--- Given records ---

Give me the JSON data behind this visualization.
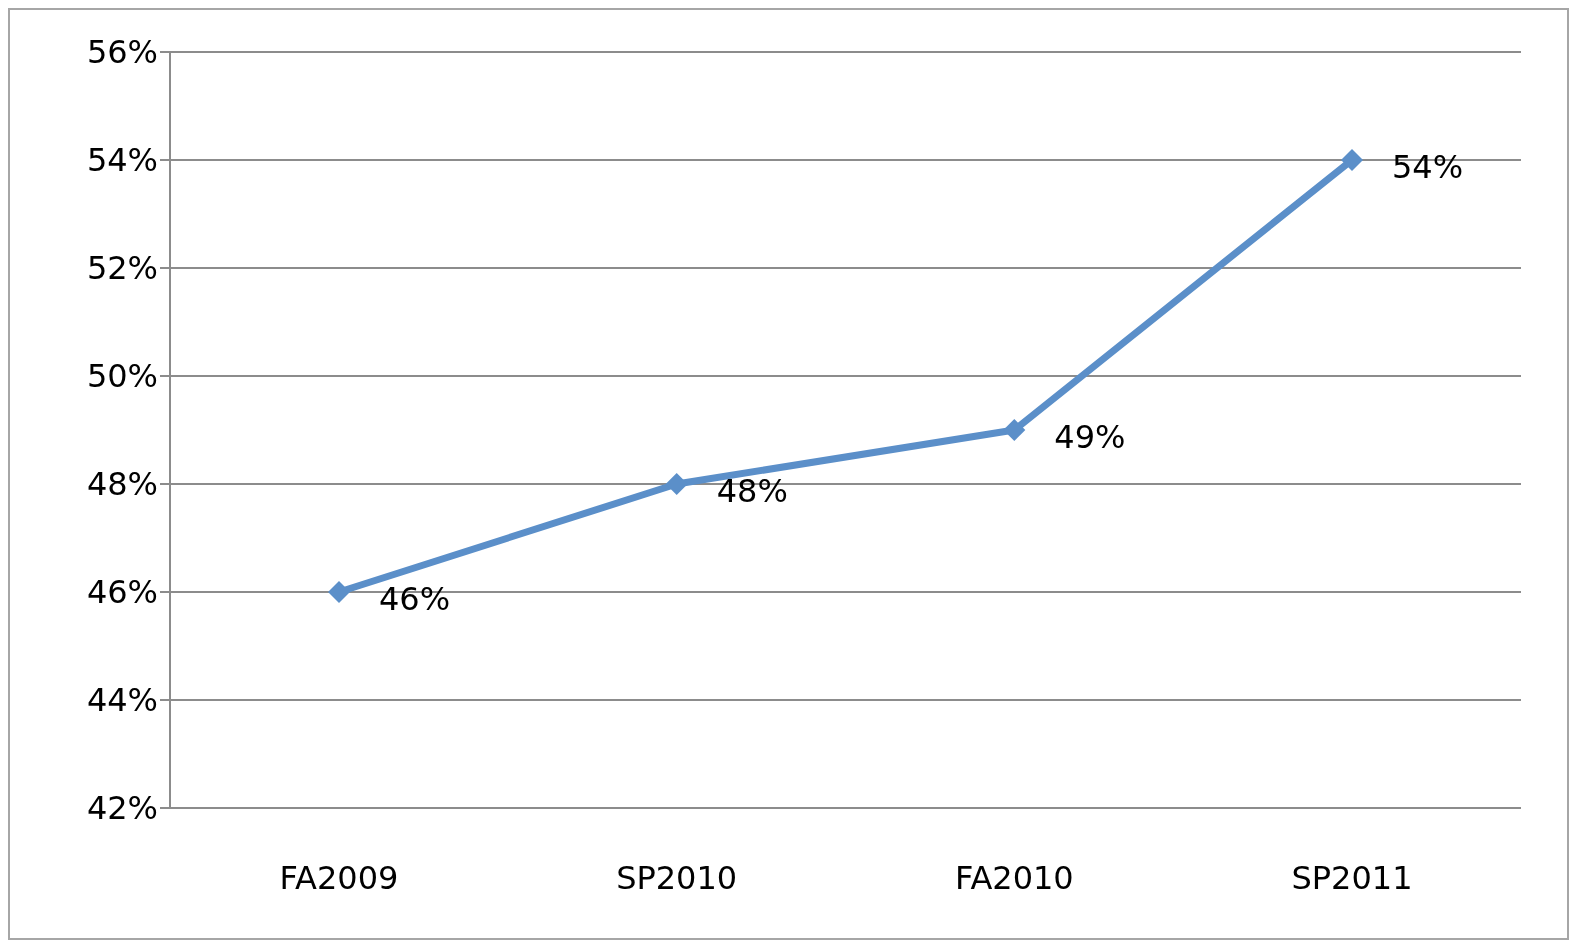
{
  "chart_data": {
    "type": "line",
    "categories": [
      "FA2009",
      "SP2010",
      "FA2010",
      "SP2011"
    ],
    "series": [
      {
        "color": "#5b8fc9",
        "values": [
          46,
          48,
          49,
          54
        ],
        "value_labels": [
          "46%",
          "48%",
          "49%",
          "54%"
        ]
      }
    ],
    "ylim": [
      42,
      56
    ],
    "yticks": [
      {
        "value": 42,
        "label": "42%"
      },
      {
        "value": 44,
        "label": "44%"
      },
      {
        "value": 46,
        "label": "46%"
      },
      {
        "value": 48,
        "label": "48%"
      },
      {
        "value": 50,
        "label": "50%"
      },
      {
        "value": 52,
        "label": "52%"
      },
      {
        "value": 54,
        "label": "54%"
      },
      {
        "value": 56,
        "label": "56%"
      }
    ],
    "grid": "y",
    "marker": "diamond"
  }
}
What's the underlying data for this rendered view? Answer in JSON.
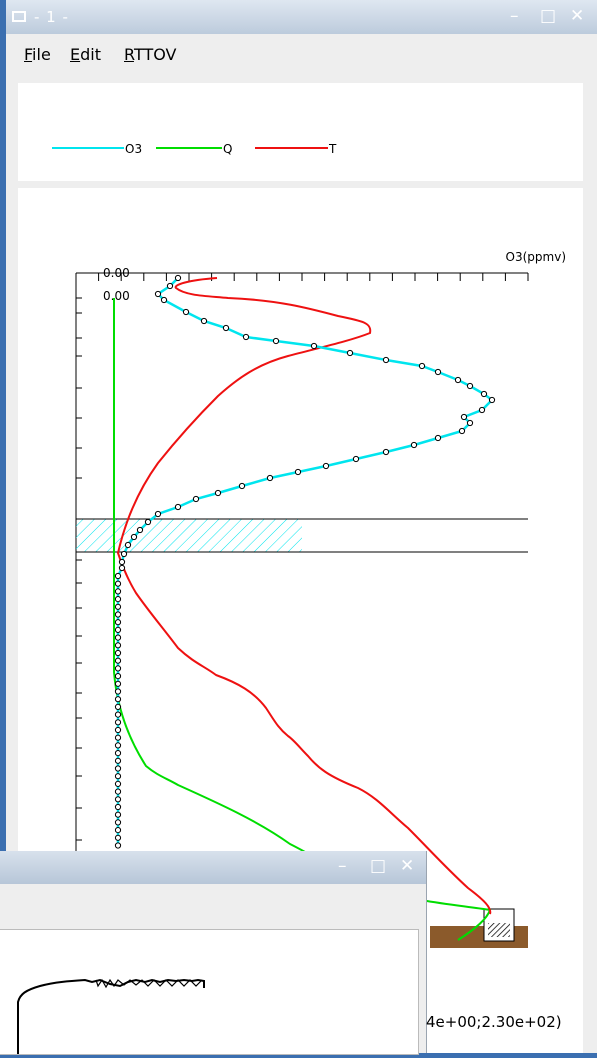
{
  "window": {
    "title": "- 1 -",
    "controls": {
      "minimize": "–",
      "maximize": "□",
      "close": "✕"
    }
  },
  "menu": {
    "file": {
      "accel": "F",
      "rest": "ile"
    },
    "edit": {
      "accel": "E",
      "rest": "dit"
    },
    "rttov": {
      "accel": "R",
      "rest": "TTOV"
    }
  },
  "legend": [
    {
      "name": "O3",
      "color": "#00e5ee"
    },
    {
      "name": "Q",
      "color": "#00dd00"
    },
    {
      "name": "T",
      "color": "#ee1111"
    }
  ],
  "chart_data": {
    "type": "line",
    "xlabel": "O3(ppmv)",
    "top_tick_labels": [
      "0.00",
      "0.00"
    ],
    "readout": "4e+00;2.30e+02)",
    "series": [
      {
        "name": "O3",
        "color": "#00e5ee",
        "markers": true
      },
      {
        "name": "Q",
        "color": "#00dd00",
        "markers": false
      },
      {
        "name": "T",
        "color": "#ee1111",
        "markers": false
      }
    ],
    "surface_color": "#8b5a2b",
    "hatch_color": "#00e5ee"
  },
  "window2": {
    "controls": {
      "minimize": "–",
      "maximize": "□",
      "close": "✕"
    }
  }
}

--- Your goal ---
Using the entries above, find all lines with "JSON". Copy them.

--- Task response ---
Give me the JSON data behind this visualization.
What's the underlying data for this rendered view? Answer in JSON.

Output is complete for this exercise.